• [Entries supplied]:
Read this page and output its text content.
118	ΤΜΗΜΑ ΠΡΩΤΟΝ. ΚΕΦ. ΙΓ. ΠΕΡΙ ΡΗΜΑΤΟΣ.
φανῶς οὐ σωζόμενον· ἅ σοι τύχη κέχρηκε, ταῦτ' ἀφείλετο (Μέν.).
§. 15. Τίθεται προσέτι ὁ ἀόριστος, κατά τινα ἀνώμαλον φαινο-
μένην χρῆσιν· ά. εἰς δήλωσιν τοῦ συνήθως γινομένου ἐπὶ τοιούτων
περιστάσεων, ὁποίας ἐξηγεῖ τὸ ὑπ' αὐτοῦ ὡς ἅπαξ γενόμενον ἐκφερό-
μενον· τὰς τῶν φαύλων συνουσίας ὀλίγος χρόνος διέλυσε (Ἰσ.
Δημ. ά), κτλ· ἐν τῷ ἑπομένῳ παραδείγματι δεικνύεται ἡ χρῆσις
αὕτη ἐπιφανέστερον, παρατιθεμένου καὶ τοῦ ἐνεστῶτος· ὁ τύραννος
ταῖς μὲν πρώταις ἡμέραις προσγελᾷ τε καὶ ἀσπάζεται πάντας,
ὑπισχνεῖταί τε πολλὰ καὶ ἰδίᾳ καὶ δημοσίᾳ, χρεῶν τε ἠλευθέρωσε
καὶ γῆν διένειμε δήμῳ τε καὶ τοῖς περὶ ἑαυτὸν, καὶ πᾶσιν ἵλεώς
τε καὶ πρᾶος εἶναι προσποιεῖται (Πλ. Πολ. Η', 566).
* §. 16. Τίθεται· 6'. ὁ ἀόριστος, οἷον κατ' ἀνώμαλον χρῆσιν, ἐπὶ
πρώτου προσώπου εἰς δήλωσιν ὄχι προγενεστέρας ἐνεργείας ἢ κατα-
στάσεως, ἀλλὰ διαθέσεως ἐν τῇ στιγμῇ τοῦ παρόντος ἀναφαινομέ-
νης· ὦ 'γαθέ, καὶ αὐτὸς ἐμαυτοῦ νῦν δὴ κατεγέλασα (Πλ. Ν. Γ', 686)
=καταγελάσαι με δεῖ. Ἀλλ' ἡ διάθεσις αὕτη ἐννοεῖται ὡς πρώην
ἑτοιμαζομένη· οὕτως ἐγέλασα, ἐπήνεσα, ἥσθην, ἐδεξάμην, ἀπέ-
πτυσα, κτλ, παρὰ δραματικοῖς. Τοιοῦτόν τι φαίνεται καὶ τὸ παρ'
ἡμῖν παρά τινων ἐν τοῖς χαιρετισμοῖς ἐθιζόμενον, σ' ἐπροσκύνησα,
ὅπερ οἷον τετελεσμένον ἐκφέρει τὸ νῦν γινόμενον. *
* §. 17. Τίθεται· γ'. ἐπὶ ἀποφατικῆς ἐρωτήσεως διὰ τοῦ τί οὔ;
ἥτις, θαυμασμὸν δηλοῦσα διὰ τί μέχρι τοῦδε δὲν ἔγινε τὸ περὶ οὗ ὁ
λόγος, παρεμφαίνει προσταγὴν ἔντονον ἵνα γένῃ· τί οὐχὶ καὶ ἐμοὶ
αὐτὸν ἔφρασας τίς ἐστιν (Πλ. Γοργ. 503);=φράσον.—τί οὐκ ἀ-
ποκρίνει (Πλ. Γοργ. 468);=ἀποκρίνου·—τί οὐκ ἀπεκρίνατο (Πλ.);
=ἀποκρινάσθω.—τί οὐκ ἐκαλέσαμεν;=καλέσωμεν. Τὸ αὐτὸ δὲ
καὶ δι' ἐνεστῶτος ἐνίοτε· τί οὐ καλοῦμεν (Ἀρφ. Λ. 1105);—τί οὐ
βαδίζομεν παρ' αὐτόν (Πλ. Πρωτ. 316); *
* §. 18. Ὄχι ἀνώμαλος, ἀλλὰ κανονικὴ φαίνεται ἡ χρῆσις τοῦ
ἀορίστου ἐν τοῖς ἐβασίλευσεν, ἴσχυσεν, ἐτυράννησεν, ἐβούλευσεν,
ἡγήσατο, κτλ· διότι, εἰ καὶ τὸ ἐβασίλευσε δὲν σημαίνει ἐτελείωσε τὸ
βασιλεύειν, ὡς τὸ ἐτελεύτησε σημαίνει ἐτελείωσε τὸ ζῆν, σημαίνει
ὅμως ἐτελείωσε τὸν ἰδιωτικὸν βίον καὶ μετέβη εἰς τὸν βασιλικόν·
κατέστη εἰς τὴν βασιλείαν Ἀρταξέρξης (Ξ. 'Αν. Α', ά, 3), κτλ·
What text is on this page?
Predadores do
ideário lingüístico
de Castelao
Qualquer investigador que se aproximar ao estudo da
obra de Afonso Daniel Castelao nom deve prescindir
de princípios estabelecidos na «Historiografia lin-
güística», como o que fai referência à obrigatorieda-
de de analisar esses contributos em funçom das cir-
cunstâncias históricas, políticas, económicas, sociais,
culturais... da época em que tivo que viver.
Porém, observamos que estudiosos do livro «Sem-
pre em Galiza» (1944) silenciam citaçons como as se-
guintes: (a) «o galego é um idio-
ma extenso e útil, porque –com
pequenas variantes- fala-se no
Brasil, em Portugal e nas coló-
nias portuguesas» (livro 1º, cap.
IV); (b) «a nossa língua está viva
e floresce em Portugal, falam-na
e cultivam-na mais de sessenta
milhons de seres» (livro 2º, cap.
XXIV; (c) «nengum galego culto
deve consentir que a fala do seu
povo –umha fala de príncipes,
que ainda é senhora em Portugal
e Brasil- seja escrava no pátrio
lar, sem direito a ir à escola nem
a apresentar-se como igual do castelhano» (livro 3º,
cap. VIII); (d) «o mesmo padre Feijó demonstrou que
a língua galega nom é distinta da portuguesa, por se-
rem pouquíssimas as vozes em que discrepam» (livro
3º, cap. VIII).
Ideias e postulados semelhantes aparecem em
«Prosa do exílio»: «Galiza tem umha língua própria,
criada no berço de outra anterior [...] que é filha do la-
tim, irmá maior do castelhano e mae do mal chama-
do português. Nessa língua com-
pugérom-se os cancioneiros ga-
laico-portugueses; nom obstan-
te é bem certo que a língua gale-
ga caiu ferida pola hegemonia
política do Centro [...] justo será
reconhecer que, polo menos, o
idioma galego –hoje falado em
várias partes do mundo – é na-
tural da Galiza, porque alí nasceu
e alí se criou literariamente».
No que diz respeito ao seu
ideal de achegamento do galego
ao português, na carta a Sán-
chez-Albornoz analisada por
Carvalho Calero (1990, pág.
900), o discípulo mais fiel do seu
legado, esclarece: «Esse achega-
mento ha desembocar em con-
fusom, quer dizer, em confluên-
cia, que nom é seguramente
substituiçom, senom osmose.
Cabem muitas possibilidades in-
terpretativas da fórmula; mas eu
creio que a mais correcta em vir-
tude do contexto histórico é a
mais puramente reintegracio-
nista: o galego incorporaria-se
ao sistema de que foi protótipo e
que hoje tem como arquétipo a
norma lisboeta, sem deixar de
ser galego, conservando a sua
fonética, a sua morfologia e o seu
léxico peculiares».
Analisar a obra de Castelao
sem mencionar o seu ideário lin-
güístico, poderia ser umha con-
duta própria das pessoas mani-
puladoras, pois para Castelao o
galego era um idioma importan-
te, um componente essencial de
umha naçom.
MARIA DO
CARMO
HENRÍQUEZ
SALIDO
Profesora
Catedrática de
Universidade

• [Aim]:
Quote each line of the data above exactly as written.

• [Result for this task]:
Read this page and output its text content.
118	ΤΜΗΜΑ ΠΡΩΤΟΝ. ΚΕΦ. ΙΓ. ΠΕΡΙ ΡΗΜΑΤΟΣ.
φανῶς οὐ σωζόμενον· ἅ σοι τύχη κέχρηκε, ταῦτ' ἀφείλετο (Μέν.).
§. 15. Τίθεται προσέτι ὁ ἀόριστος, κατά τινα ἀνώμαλον φαινο-
μένην χρῆσιν· ά. εἰς δήλωσιν τοῦ συνήθως γινομένου ἐπὶ τοιούτων
περιστάσεων, ὁποίας ἐξηγεῖ τὸ ὑπ' αὐτοῦ ὡς ἅπαξ γενόμενον ἐκφερό-
μενον· τὰς τῶν φαύλων συνουσίας ὀλίγος χρόνος διέλυσε (Ἰσ.
Δημ. ά), κτλ· ἐν τῷ ἑπομένῳ παραδείγματι δεικνύεται ἡ χρῆσις
αὕτη ἐπιφανέστερον, παρατιθεμένου καὶ τοῦ ἐνεστῶτος· ὁ τύραννος
ταῖς μὲν πρώταις ἡμέραις προσγελᾷ τε καὶ ἀσπάζεται πάντας,
ὑπισχνεῖταί τε πολλὰ καὶ ἰδίᾳ καὶ δημοσίᾳ, χρεῶν τε ἠλευθέρωσε
καὶ γῆν διένειμε δήμῳ τε καὶ τοῖς περὶ ἑαυτὸν, καὶ πᾶσιν ἵλεώς
τε καὶ πρᾶος εἶναι προσποιεῖται (Πλ. Πολ. Η', 566).
* §. 16. Τίθεται· 6'. ὁ ἀόριστος, οἷον κατ' ἀνώμαλον χρῆσιν, ἐπὶ
πρώτου προσώπου εἰς δήλωσιν ὄχι προγενεστέρας ἐνεργείας ἢ κατα-
στάσεως, ἀλλὰ διαθέσεως ἐν τῇ στιγμῇ τοῦ παρόντος ἀναφαινομέ-
νης· ὦ 'γαθέ, καὶ αὐτὸς ἐμαυτοῦ νῦν δὴ κατεγέλασα (Πλ. Ν. Γ', 686)
=καταγελάσαι με δεῖ. Ἀλλ' ἡ διάθεσις αὕτη ἐννοεῖται ὡς πρώην
ἑτοιμαζομένη· οὕτως ἐγέλασα, ἐπήνεσα, ἥσθην, ἐδεξάμην, ἀπέ-
πτυσα, κτλ, παρὰ δραματικοῖς. Τοιοῦτόν τι φαίνεται καὶ τὸ παρ'
ἡμῖν παρά τινων ἐν τοῖς χαιρετισμοῖς ἐθιζόμενον, σ' ἐπροσκύνησα,
ὅπερ οἷον τετελεσμένον ἐκφέρει τὸ νῦν γινόμενον. *
* §. 17. Τίθεται· γ'. ἐπὶ ἀποφατικῆς ἐρωτήσεως διὰ τοῦ τί οὔ;
ἥτις, θαυμασμὸν δηλοῦσα διὰ τί μέχρι τοῦδε δὲν ἔγινε τὸ περὶ οὗ ὁ
λόγος, παρεμφαίνει προσταγὴν ἔντονον ἵνα γένῃ· τί οὐχὶ καὶ ἐμοὶ
αὐτὸν ἔφρασας τίς ἐστιν (Πλ. Γοργ. 503);=φράσον.—τί οὐκ ἀ-
ποκρίνει (Πλ. Γοργ. 468);=ἀποκρίνου·—τί οὐκ ἀπεκρίνατο (Πλ.);
=ἀποκρινάσθω.—τί οὐκ ἐκαλέσαμεν;=καλέσωμεν. Τὸ αὐτὸ δὲ
καὶ δι' ἐνεστῶτος ἐνίοτε· τί οὐ καλοῦμεν (Ἀρφ. Λ. 1105);—τί οὐ
βαδίζομεν παρ' αὐτόν (Πλ. Πρωτ. 316); *
* §. 18. Ὄχι ἀνώμαλος, ἀλλὰ κανονικὴ φαίνεται ἡ χρῆσις τοῦ
ἀορίστου ἐν τοῖς ἐβασίλευσεν, ἴσχυσεν, ἐτυράννησεν, ἐβούλευσεν,
ἡγήσατο, κτλ· διότι, εἰ καὶ τὸ ἐβασίλευσε δὲν σημαίνει ἐτελείωσε τὸ
βασιλεύειν, ὡς τὸ ἐτελεύτησε σημαίνει ἐτελείωσε τὸ ζῆν, σημαίνει
ὅμως ἐτελείωσε τὸν ἰδιωτικὸν βίον καὶ μετέβη εἰς τὸν βασιλικόν·
κατέστη εἰς τὴν βασιλείαν Ἀρταξέρξης (Ξ. 'Αν. Α', ά, 3), κτλ·
What text is on this page?
Predadores do
ideário lingüístico
de Castelao
Qualquer investigador que se aproximar ao estudo da
obra de Afonso Daniel Castelao nom deve prescindir
de princípios estabelecidos na «Historiografia lin-
güística», como o que fai referência à obrigatorieda-
de de analisar esses contributos em funçom das cir-
cunstâncias históricas, políticas, económicas, sociais,
culturais... da época em que tivo que viver.
Porém, observamos que estudiosos do livro «Sem-
pre em Galiza» (1944) silenciam citaçons como as se-
guintes: (a) «o galego é um idio-
ma extenso e útil, porque –com
pequenas variantes- fala-se no
Brasil, em Portugal e nas coló-
nias portuguesas» (livro 1º, cap.
IV); (b) «a nossa língua está viva
e floresce em Portugal, falam-na
e cultivam-na mais de sessenta
milhons de seres» (livro 2º, cap.
XXIV; (c) «nengum galego culto
deve consentir que a fala do seu
povo –umha fala de príncipes,
que ainda é senhora em Portugal
e Brasil- seja escrava no pátrio
lar, sem direito a ir à escola nem
a apresentar-se como igual do castelhano» (livro 3º,
cap. VIII); (d) «o mesmo padre Feijó demonstrou que
a língua galega nom é distinta da portuguesa, por se-
rem pouquíssimas as vozes em que discrepam» (livro
3º, cap. VIII).
Ideias e postulados semelhantes aparecem em
«Prosa do exílio»: «Galiza tem umha língua própria,
criada no berço de outra anterior [...] que é filha do la-
tim, irmá maior do castelhano e mae do mal chama-
do português. Nessa língua com-
pugérom-se os cancioneiros ga-
laico-portugueses; nom obstan-
te é bem certo que a língua gale-
ga caiu ferida pola hegemonia
política do Centro [...] justo será
reconhecer que, polo menos, o
idioma galego –hoje falado em
várias partes do mundo – é na-
tural da Galiza, porque alí nasceu
e alí se criou literariamente».
No que diz respeito ao seu
ideal de achegamento do galego
ao português, na carta a Sán-
chez-Albornoz analisada por
Carvalho Calero (1990, pág.
900), o discípulo mais fiel do seu
legado, esclarece: «Esse achega-
mento ha desembocar em con-
fusom, quer dizer, em confluên-
cia, que nom é seguramente
substituiçom, senom osmose.
Cabem muitas possibilidades in-
terpretativas da fórmula; mas eu
creio que a mais correcta em vir-
tude do contexto histórico é a
mais puramente reintegracio-
nista: o galego incorporaria-se
ao sistema de que foi protótipo e
que hoje tem como arquétipo a
norma lisboeta, sem deixar de
ser galego, conservando a sua
fonética, a sua morfologia e o seu
léxico peculiares».
Analisar a obra de Castelao
sem mencionar o seu ideário lin-
güístico, poderia ser umha con-
duta própria das pessoas mani-
puladoras, pois para Castelao o
galego era um idioma importan-
te, um componente essencial de
umha naçom.
MARIA DO
CARMO
HENRÍQUEZ
SALIDO
Profesora
Catedrática de
Universidade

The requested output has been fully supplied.